## What to produce
Pick out each line of the records in which the word "afslaw" appears.
-------- Data excerpts
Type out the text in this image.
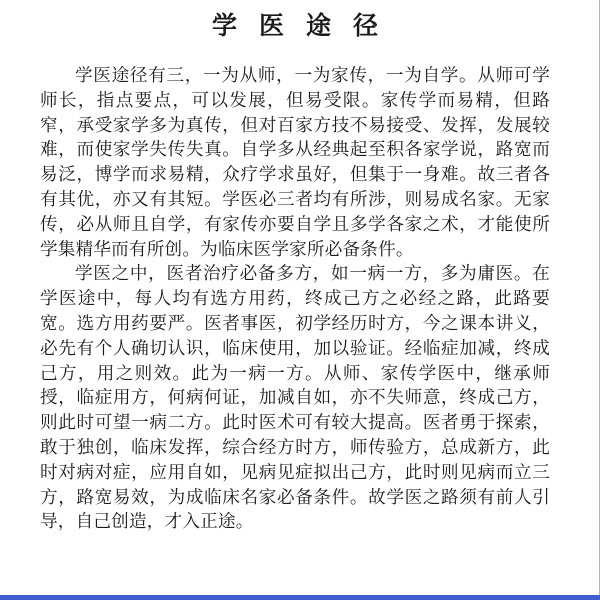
学医途径

学医途径有三，一为从师，一为家传，一为自学。从师可学师长，指点要点，可以发展，但易受限。家传学而易精，但路窄，承受家学多为真传，但对百家方技不易接受、发挥，发展较难，而使家学失传失真。自学多从经典起至积各家学说，路宽而易泛，博学而求易精，众疗学求虽好，但集于一身难。故三者各有其优，亦又有其短。学医必三者均有所涉，则易成名家。无家传，必从师且自学，有家传亦要自学且多学各家之术，才能使所学集精华而有所创。为临床医学家所必备条件。

学医之中，医者治疗必备多方，如一病一方，多为庸医。在学医途中，每人均有选方用药，终成己方之必经之路，此路要宽。选方用药要严。医者事医，初学经历时方，今之课本讲义，必先有个人确切认识，临床使用，加以验证。经临症加减，终成己方，用之则效。此为一病一方。从师、家传学医中，继承师授，临症用方，何病何证，加减自如，亦不失师意，终成己方，则此时可望一病二方。此时医术可有较大提高。医者勇于探索，敢于独创，临床发挥，综合经方时方，师传验方，总成新方，此时对病对症，应用自如，见病见症拟出己方，此时则见病而立三方，路宽易效，为成临床名家必备条件。故学医之路须有前人引导，自己创造，才入正途。
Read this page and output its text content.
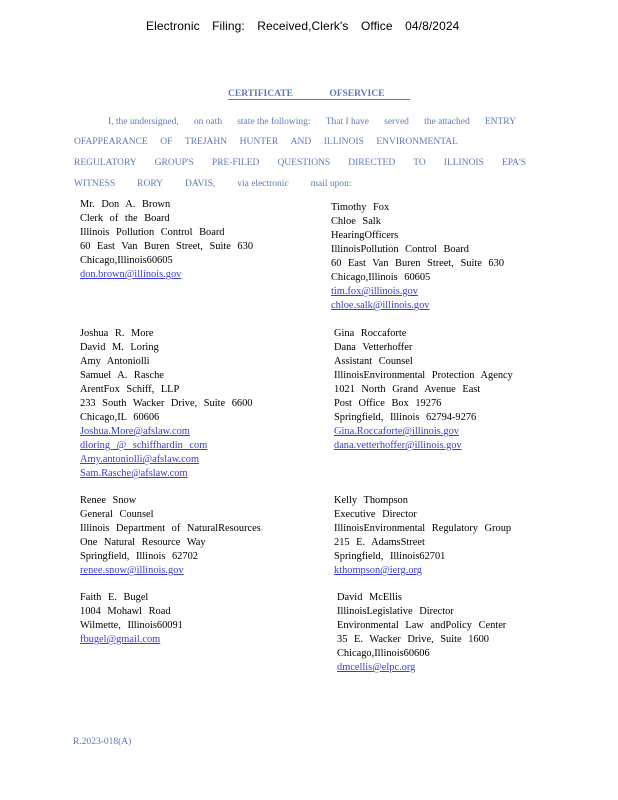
Electronic Filing: Received,Clerk's Office 04/8/2024
CERTIFICATE OFSERVICE
I, the undersigned, on oath state the following: That I have served the attached ENTRY
OFAPPEARANCE OF TREJAHN HUNTER AND ILLINOIS ENVIRONMENTAL
REGULATORY GROUP'S PRE-FILED QUESTIONS DIRECTED TO ILLINOIS EPA'S
WITNESS RORY DAVIS, via electronic mail upon:
Mr. Don A. Brown
Clerk of the Board
Illinois Pollution Control Board
60 East Van Buren Street, Suite 630
Chicago,Illinois60605
don.brown@illinois.gov
Timothy Fox
Chloe Salk
HearingOfficers
IllinoisPollution Control Board
60 East Van Buren Street, Suite 630
Chicago,Illinois 60605
tim.fox@illinois.gov
chloe.salk@illinois.gov
Joshua R. More
David M. Loring
Amy Antoniolli
Samuel A. Rasche
ArentFox Schiff, LLP
233 South Wacker Drive, Suite 6600
Chicago,IL 60606
Joshua.More@afslaw.com
dloring @ schiffhardin com
Amy.antoniolli@afslaw.com
Sam.Rasche@afslaw.com
Gina Roccaforte
Dana Vetterhoffer
Assistant Counsel
IllinoisEnvironmental Protection Agency
1021 North Grand Avenue East
Post Office Box 19276
Springfield, Illinois 62794-9276
Gina.Roccaforte@illinois.gov
dana.vetterhoffer@illinois.gov
Renee Snow
General Counsel
Illinois Department of NaturalResources
One Natural Resource Way
Springfield, Illinois 62702
renee.snow@illinois.gov
Kelly Thompson
Executive Director
IllinoisEnvironmental Regulatory Group
215 E. AdamsStreet
Springfield, Illinois62701
kthompson@ierg.org
Faith E. Bugel
1004 Mohawl Road
Wilmette, Illinois60091
fbugel@gmail.com
David McEllis
IllinoisLegislative Director
Environmental Law andPolicy Center
35 E. Wacker Drive, Suite 1600
Chicago,Illinois60606
dmcellis@elpc.org
R.2023-018(A)
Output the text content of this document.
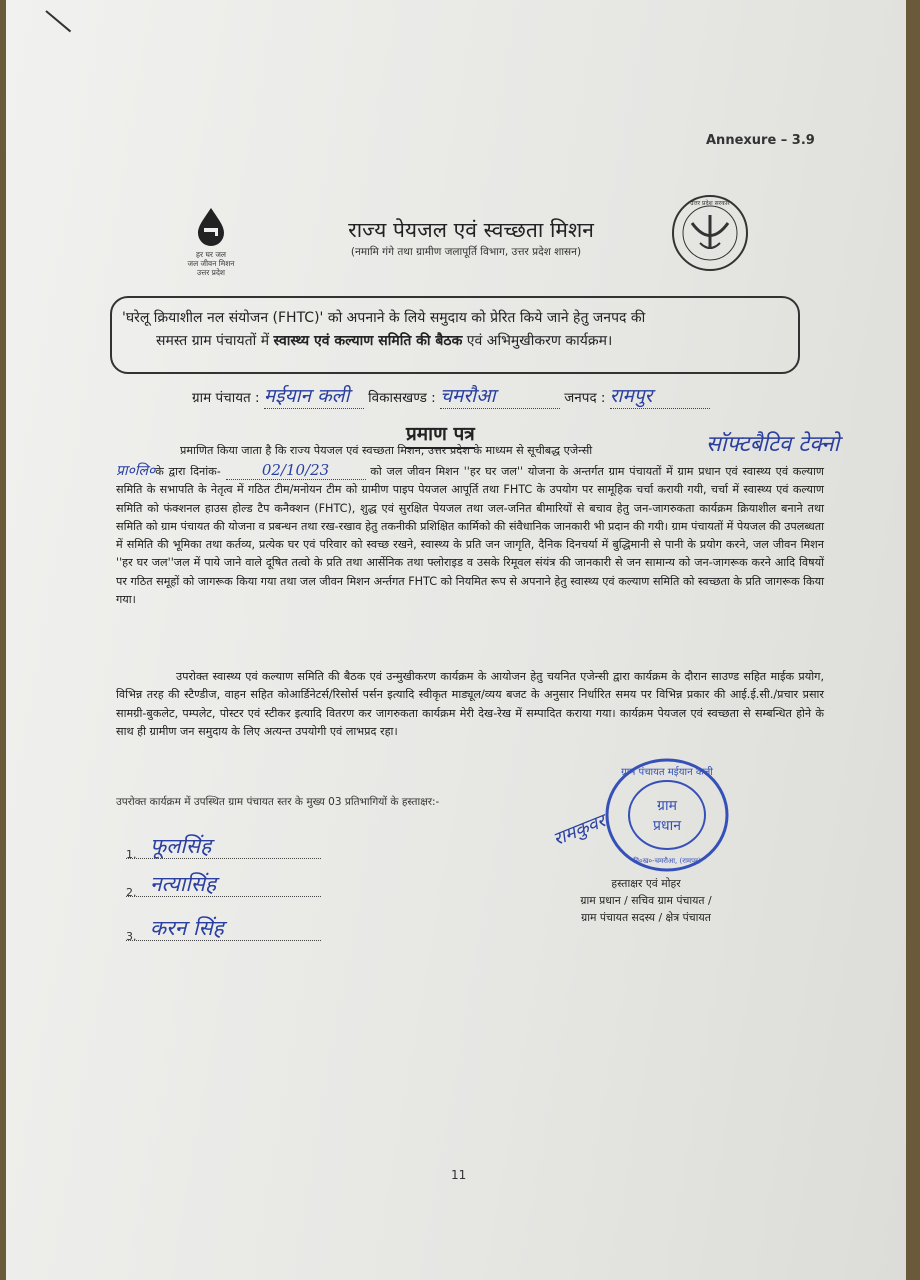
Annexure – 3.9
हर घर जल
जल जीवन मिशन
उत्तर प्रदेश
राज्य पेयजल एवं स्वच्छता मिशन
(नमामि गंगे तथा ग्रामीण जलापूर्ति विभाग, उत्तर प्रदेश शासन)
उत्तर प्रदेश सरकार
'घरेलू क्रियाशील नल संयोजन (FHTC)' को अपनाने के लिये समुदाय को प्रेरित किये जाने हेतु जनपद की
समस्त ग्राम पंचायतों में स्वास्थ्य एवं कल्याण समिति की बैठक एवं अभिमुखीकरण कार्यक्रम।
ग्राम पंचायत : मईयान कली विकासखण्ड : चमरौआ	जनपद : रामपुर
प्रमाण पत्र
प्रमाणित किया जाता है कि राज्य पेयजल एवं स्वच्छता मिशन, उत्तर प्रदेश के माध्यम से सूचीबद्ध एजेन्सी	सॉफ्टबैटिव टेक्नो
प्रा०लि०के द्वारा दिनांक-	02/10/23	को जल जीवन मिशन ''हर घर जल'' योजना के अन्तर्गत ग्राम पंचायतों में ग्राम प्रधान एवं स्वास्थ्य एवं कल्याण समिति के सभापति के नेतृत्व में गठित टीम/मनोयन टीम को ग्रामीण पाइप पेयजल आपूर्ति तथा FHTC के उपयोग पर सामूहिक चर्चा करायी गयी, चर्चा में स्वास्थ्य एवं कल्याण समिति को फंक्शनल हाउस होल्ड टैप कनैक्शन (FHTC), शुद्ध एवं सुरक्षित पेयजल तथा जल-जनित बीमारियों से बचाव हेतु जन-जागरुकता कार्यक्रम क्रियाशील बनाने तथा समिति को ग्राम पंचायत की योजना व प्रबन्धन तथा रख-रखाव हेतु तकनीकी प्रशिक्षित कार्मिको की संवैधानिक जानकारी भी प्रदान की गयी। ग्राम पंचायतों में पेयजल की उपलब्धता में समिति की भूमिका तथा कर्तव्य, प्रत्येक घर एवं परिवार को स्वच्छ रखने, स्वास्थ्य के प्रति जन जागृति, दैनिक दिनचर्या में बुद्धिमानी से पानी के प्रयोग करने, जल जीवन मिशन ''हर घर जल''जल में पाये जाने वाले दूषित तत्वो के प्रति तथा आर्सेनिक तथा फ्लोराइड व उसके रिमूवल संयंत्र की जानकारी से जन सामान्य को जन-जागरूक करने आदि विषयों पर गठित समूहों को जागरूक किया गया तथा जल जीवन मिशन अर्न्तगत FHTC को नियमित रूप से अपनाने हेतु स्वास्थ्य एवं कल्याण समिति को स्वच्छता के प्रति जागरूक किया गया।
उपरोक्त स्वास्थ्य एवं कल्याण समिति की बैठक एवं उन्मुखीकरण कार्यक्रम के आयोजन हेतु चयनित एजेन्सी द्वारा कार्यक्रम के दौरान साउण्ड सहित माईक प्रयोग, विभिन्न तरह की स्टैण्डीज, वाहन सहित कोआर्डिनेटर्स/रिसोर्स पर्सन इत्यादि स्वीकृत माड्यूल/व्यय बजट के अनुसार निर्धारित समय पर विभिन्न प्रकार की आई.ई.सी./प्रचार प्रसार सामग्री-बुकलेट, पम्पलेट, पोस्टर एवं स्टीकर इत्यादि वितरण कर जागरुकता कार्यक्रम मेरी देख-रेख में सम्पादित कराया गया। कार्यक्रम पेयजल एवं स्वच्छता से सम्बन्धित होने के साथ ही ग्रामीण जन समुदाय के लिए अत्यन्त उपयोगी एवं लाभप्रद रहा।
उपरोक्त कार्यक्रम में उपस्थित ग्राम पंचायत स्तर के मुख्य 03 प्रतिभागियों के हस्ताक्षर:-
1. फूलसिंह
2. नत्यासिंह
3. करन सिंह
ग्राम पंचायत मईयान कली
ग्राम
प्रधान
वि०ख०-चमरौआ, (रामपुर)
रामकुवर
हस्ताक्षर एवं मोहर
ग्राम प्रधान / सचिव ग्राम पंचायत /
ग्राम पंचायत सदस्य / क्षेत्र पंचायत
11
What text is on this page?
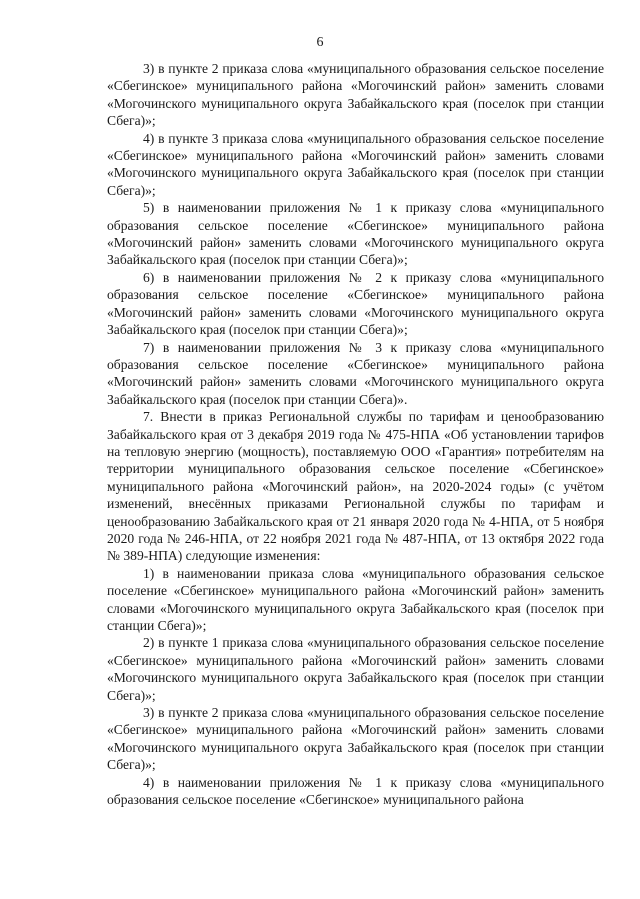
6

3) в пункте 2 приказа слова «муниципального образования сельское поселение «Сбегинское» муниципального района «Могочинский район» заменить словами «Могочинского муниципального округа Забайкальского края (поселок при станции Сбега)»;

4) в пункте 3 приказа слова «муниципального образования сельское поселение «Сбегинское» муниципального района «Могочинский район» заменить словами «Могочинского муниципального округа Забайкальского края (поселок при станции Сбега)»;

5) в наименовании приложения № 1 к приказу слова «муниципального образования сельское поселение «Сбегинское» муниципального района «Могочинский район» заменить словами «Могочинского муниципального округа Забайкальского края (поселок при станции Сбега)»;

6) в наименовании приложения № 2 к приказу слова «муниципального образования сельское поселение «Сбегинское» муниципального района «Могочинский район» заменить словами «Могочинского муниципального округа Забайкальского края (поселок при станции Сбега)»;

7) в наименовании приложения № 3 к приказу слова «муниципального образования сельское поселение «Сбегинское» муниципального района «Могочинский район» заменить словами «Могочинского муниципального округа Забайкальского края (поселок при станции Сбега)».

7. Внести в приказ Региональной службы по тарифам и ценообразованию Забайкальского края от 3 декабря 2019 года № 475-НПА «Об установлении тарифов на тепловую энергию (мощность), поставляемую ООО «Гарантия» потребителям на территории муниципального образования сельское поселение «Сбегинское» муниципального района «Могочинский район», на 2020-2024 годы» (с учётом изменений, внесённых приказами Региональной службы по тарифам и ценообразованию Забайкальского края от 21 января 2020 года № 4-НПА, от 5 ноября 2020 года № 246-НПА, от 22 ноября 2021 года № 487-НПА, от 13 октября 2022 года № 389-НПА) следующие изменения:

1) в наименовании приказа слова «муниципального образования сельское поселение «Сбегинское» муниципального района «Могочинский район» заменить словами «Могочинского муниципального округа Забайкальского края (поселок при станции Сбега)»;

2) в пункте 1 приказа слова «муниципального образования сельское поселение «Сбегинское» муниципального района «Могочинский район» заменить словами «Могочинского муниципального округа Забайкальского края (поселок при станции Сбега)»;

3) в пункте 2 приказа слова «муниципального образования сельское поселение «Сбегинское» муниципального района «Могочинский район» заменить словами «Могочинского муниципального округа Забайкальского края (поселок при станции Сбега)»;

4) в наименовании приложения № 1 к приказу слова «муниципального образования сельское поселение «Сбегинское» муниципального района
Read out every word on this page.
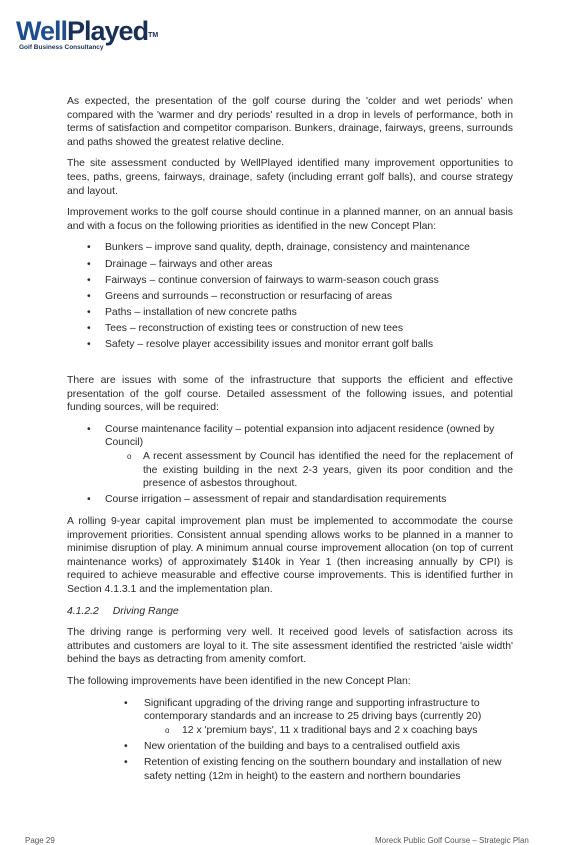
WellPlayed™
Golf Business Consultancy

As expected, the presentation of the golf course during the 'colder and wet periods' when compared with the 'warmer and dry periods' resulted in a drop in levels of performance, both in terms of satisfaction and competitor comparison. Bunkers, drainage, fairways, greens, surrounds and paths showed the greatest relative decline.

The site assessment conducted by WellPlayed identified many improvement opportunities to tees, paths, greens, fairways, drainage, safety (including errant golf balls), and course strategy and layout.

Improvement works to the golf course should continue in a planned manner, on an annual basis and with a focus on the following priorities as identified in the new Concept Plan:

• Bunkers – improve sand quality, depth, drainage, consistency and maintenance
• Drainage – fairways and other areas
• Fairways – continue conversion of fairways to warm-season couch grass
• Greens and surrounds – reconstruction or resurfacing of areas
• Paths – installation of new concrete paths
• Tees – reconstruction of existing tees or construction of new tees
• Safety – resolve player accessibility issues and monitor errant golf balls

There are issues with some of the infrastructure that supports the efficient and effective presentation of the golf course. Detailed assessment of the following issues, and potential funding sources, will be required:

• Course maintenance facility – potential expansion into adjacent residence (owned by Council)
o A recent assessment by Council has identified the need for the replacement of the existing building in the next 2-3 years, given its poor condition and the presence of asbestos throughout.
• Course irrigation – assessment of repair and standardisation requirements

A rolling 9-year capital improvement plan must be implemented to accommodate the course improvement priorities. Consistent annual spending allows works to be planned in a manner to minimise disruption of play. A minimum annual course improvement allocation (on top of current maintenance works) of approximately $140k in Year 1 (then increasing annually by CPI) is required to achieve measurable and effective course improvements. This is identified further in Section 4.1.3.1 and the implementation plan.

4.1.2.2 Driving Range

The driving range is performing very well. It received good levels of satisfaction across its attributes and customers are loyal to it. The site assessment identified the restricted 'aisle width' behind the bays as detracting from amenity comfort.

The following improvements have been identified in the new Concept Plan:

• Significant upgrading of the driving range and supporting infrastructure to contemporary standards and an increase to 25 driving bays (currently 20)
o 12 x 'premium bays', 11 x traditional bays and 2 x coaching bays
• New orientation of the building and bays to a centralised outfield axis
• Retention of existing fencing on the southern boundary and installation of new safety netting (12m in height) to the eastern and northern boundaries
Page 29	Moreck Public Golf Course – Strategic Plan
----------------
## Exercise output
Joshua.More@afslaw.com
Amy.antoniolli@afslaw.com
Sam.Rasche@afslaw.com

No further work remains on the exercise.